- **What is required**:
Lines holding the string "material" are the ones to copy from this listing.

Segment Open

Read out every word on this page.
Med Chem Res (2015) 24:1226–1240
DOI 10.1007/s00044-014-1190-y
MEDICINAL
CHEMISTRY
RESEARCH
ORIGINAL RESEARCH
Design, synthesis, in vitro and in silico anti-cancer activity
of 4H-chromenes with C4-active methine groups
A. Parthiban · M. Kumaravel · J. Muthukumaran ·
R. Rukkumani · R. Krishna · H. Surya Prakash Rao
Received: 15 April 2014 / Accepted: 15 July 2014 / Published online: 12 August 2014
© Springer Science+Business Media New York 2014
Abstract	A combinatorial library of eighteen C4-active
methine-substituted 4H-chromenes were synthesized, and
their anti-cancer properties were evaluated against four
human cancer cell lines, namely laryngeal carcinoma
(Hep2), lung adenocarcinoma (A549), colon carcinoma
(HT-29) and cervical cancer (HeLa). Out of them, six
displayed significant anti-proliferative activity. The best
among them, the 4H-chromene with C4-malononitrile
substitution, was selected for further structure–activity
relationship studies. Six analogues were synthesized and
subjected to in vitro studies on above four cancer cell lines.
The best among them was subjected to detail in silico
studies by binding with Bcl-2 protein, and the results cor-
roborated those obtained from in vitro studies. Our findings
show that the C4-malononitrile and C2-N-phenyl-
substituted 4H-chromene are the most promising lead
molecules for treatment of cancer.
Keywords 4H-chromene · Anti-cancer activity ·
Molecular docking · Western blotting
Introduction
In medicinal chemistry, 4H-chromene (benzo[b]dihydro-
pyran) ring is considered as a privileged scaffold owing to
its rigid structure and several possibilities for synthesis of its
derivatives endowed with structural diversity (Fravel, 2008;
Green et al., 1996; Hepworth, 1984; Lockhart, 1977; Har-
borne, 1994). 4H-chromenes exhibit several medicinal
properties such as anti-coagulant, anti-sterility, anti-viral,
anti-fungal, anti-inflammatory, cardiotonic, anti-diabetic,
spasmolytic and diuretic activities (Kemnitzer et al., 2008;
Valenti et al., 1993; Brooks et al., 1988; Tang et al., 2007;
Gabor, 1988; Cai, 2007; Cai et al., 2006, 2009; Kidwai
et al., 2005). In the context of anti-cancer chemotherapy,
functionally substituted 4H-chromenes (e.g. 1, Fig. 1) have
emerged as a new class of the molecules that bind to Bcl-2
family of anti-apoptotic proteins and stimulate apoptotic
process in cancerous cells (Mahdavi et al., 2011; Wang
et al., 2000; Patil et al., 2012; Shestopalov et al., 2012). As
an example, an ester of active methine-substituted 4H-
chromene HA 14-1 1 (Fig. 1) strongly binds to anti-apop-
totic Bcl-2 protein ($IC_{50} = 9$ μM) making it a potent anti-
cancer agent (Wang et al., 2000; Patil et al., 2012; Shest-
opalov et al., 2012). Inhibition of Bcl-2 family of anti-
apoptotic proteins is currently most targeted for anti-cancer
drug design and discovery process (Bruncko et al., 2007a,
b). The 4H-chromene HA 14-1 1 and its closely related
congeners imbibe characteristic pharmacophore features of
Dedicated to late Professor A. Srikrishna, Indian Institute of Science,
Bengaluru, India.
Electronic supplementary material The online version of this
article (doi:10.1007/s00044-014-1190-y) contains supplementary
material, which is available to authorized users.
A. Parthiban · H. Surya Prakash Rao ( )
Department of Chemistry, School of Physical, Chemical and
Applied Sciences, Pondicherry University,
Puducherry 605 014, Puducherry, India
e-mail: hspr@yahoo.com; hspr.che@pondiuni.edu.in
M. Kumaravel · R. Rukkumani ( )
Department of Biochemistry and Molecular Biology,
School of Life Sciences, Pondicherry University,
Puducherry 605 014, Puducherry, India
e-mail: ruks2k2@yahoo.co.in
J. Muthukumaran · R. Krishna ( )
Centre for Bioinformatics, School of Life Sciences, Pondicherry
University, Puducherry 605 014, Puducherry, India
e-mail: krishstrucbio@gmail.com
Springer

Segment Closed

- **Problem solution**:
Electronic supplementary material The online version of this
material, which is available to authorized users.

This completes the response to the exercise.